Retype all the entries word for word, but omit the pictures.

• [DATA EXTRACT]:
--- Start ---

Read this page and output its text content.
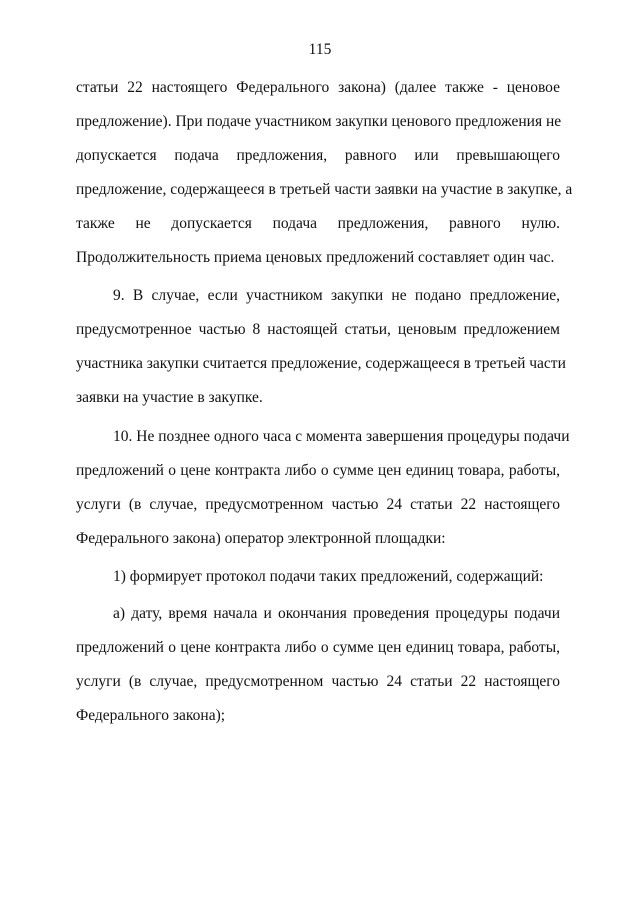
115
статьи 22 настоящего Федерального закона) (далее также - ценовое
предложение). При подаче участником закупки ценового предложения не
допускается подача предложения, равного или превышающего
предложение, содержащееся в третьей части заявки на участие в закупке, а
также не допускается подача предложения, равного нулю.
Продолжительность приема ценовых предложений составляет один час.
9. В случае, если участником закупки не подано предложение,
предусмотренное частью 8 настоящей статьи, ценовым предложением
участника закупки считается предложение, содержащееся в третьей части
заявки на участие в закупке.
10. Не позднее одного часа с момента завершения процедуры подачи
предложений о цене контракта либо о сумме цен единиц товара, работы,
услуги (в случае, предусмотренном частью 24 статьи 22 настоящего
Федерального закона) оператор электронной площадки:
1) формирует протокол подачи таких предложений, содержащий:
а) дату, время начала и окончания проведения процедуры подачи
предложений о цене контракта либо о сумме цен единиц товара, работы,
услуги (в случае, предусмотренном частью 24 статьи 22 настоящего
Федерального закона);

--- End ---

• [ANSWER IN FULL]:
Read this page and output its text content.
115
статьи 22 настоящего Федерального закона) (далее также - ценовое
предложение). При подаче участником закупки ценового предложения не
допускается подача предложения, равного или превышающего
предложение, содержащееся в третьей части заявки на участие в закупке, а
также не допускается подача предложения, равного нулю.
Продолжительность приема ценовых предложений составляет один час.
9. В случае, если участником закупки не подано предложение,
предусмотренное частью 8 настоящей статьи, ценовым предложением
участника закупки считается предложение, содержащееся в третьей части
заявки на участие в закупке.
10. Не позднее одного часа с момента завершения процедуры подачи
предложений о цене контракта либо о сумме цен единиц товара, работы,
услуги (в случае, предусмотренном частью 24 статьи 22 настоящего
Федерального закона) оператор электронной площадки:
1) формирует протокол подачи таких предложений, содержащий:
а) дату, время начала и окончания проведения процедуры подачи
предложений о цене контракта либо о сумме цен единиц товара, работы,
услуги (в случае, предусмотренном частью 24 статьи 22 настоящего
Федерального закона);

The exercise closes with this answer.